**WHAT THE EXERCISE ASKS**
Work out how many lines of the listing hold the string "Type", then answer with that number and nothing else.

**INPUT MATERIAL**
* Begin *

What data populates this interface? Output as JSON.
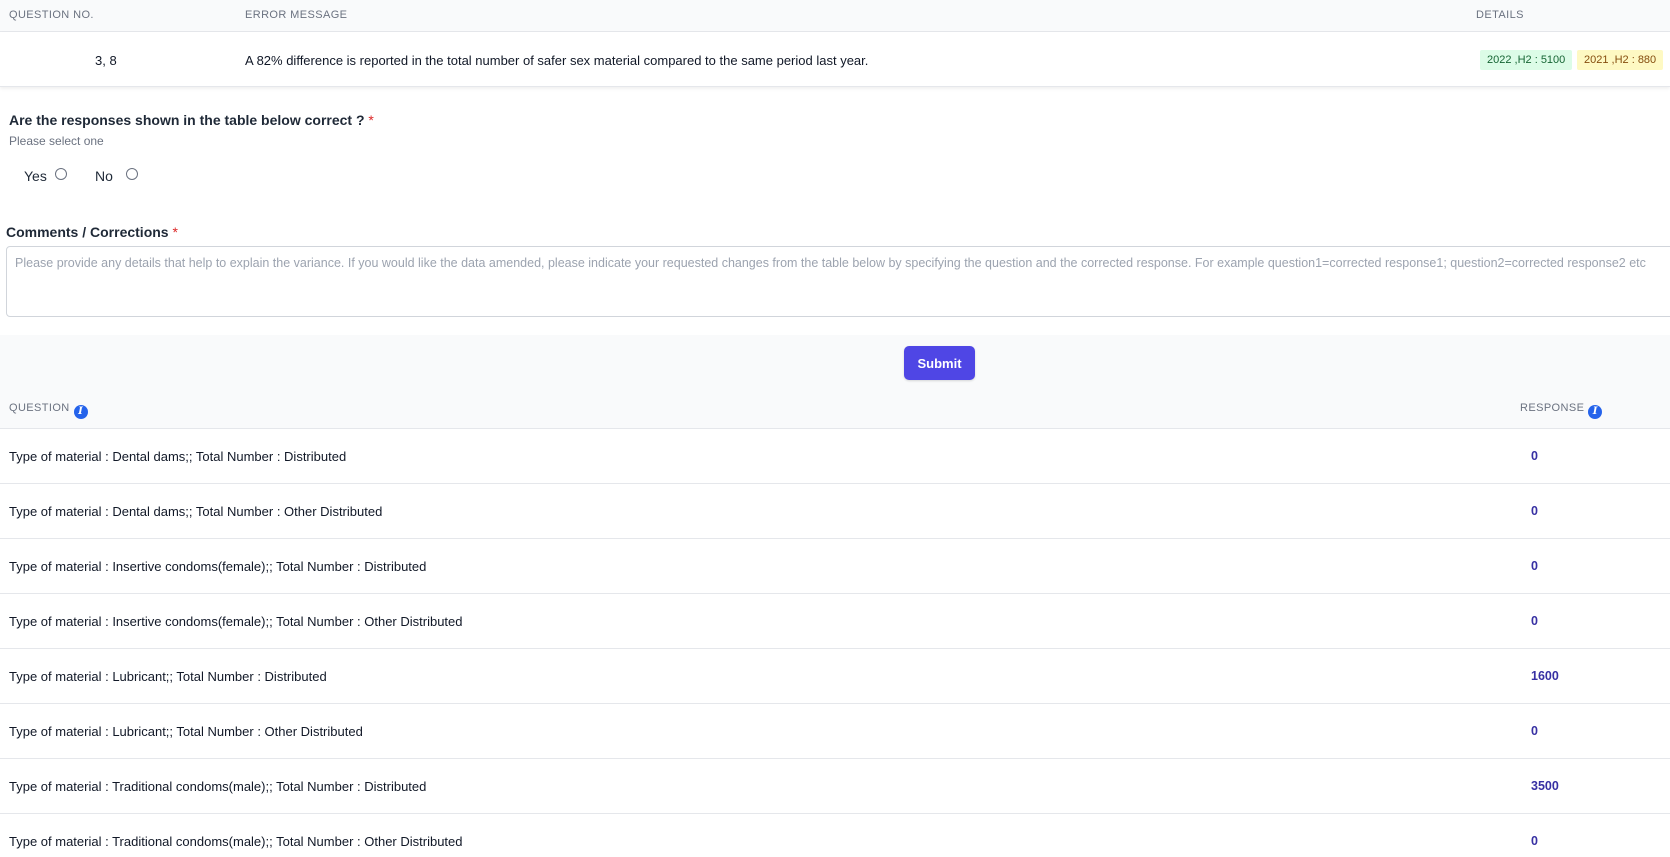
{
  "error_table": {
    "headers": {
      "question_no": "QUESTION NO.",
      "error_message": "ERROR MESSAGE",
      "details": "DETAILS"
    },
    "row": {
      "question_no": "3, 8",
      "error_message": "A 82% difference is reported in the total number of safer sex material compared to the same period last year.",
      "badge_current": "2022 ,H2 : 5100",
      "badge_previous": "2021 ,H2 : 880"
    }
  },
  "form": {
    "question": "Are the responses shown in the table below correct ?",
    "required_mark": "*",
    "hint": "Please select one",
    "option_yes": "Yes",
    "option_no": "No",
    "comments_label": "Comments / Corrections",
    "comments_placeholder": "Please provide any details that help to explain the variance. If you would like the data amended, please indicate your requested changes from the table below by specifying the question and the corrected response. For example question1=corrected response1; question2=corrected response2 etc",
    "submit_label": "Submit"
  },
  "responses_table": {
    "headers": {
      "question": "QUESTION",
      "response": "RESPONSE"
    },
    "info_icon": "i",
    "rows": [
      {
        "question": "Type of material : Dental dams;; Total Number : Distributed",
        "response": "0"
      },
      {
        "question": "Type of material : Dental dams;; Total Number : Other Distributed",
        "response": "0"
      },
      {
        "question": "Type of material : Insertive condoms(female);; Total Number : Distributed",
        "response": "0"
      },
      {
        "question": "Type of material : Insertive condoms(female);; Total Number : Other Distributed",
        "response": "0"
      },
      {
        "question": "Type of material : Lubricant;; Total Number : Distributed",
        "response": "1600"
      },
      {
        "question": "Type of material : Lubricant;; Total Number : Other Distributed",
        "response": "0"
      },
      {
        "question": "Type of material : Traditional condoms(male);; Total Number : Distributed",
        "response": "3500"
      },
      {
        "question": "Type of material : Traditional condoms(male);; Total Number : Other Distributed",
        "response": "0"
      }
    ]
  },
  "colors": {
    "primary": "#4f46e5",
    "info": "#2563eb",
    "required": "#dc2626",
    "badge_green": "#dcfce7",
    "badge_yellow": "#fef9c3"
  }
}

* End *

**EXERCISE RESPONSE**
8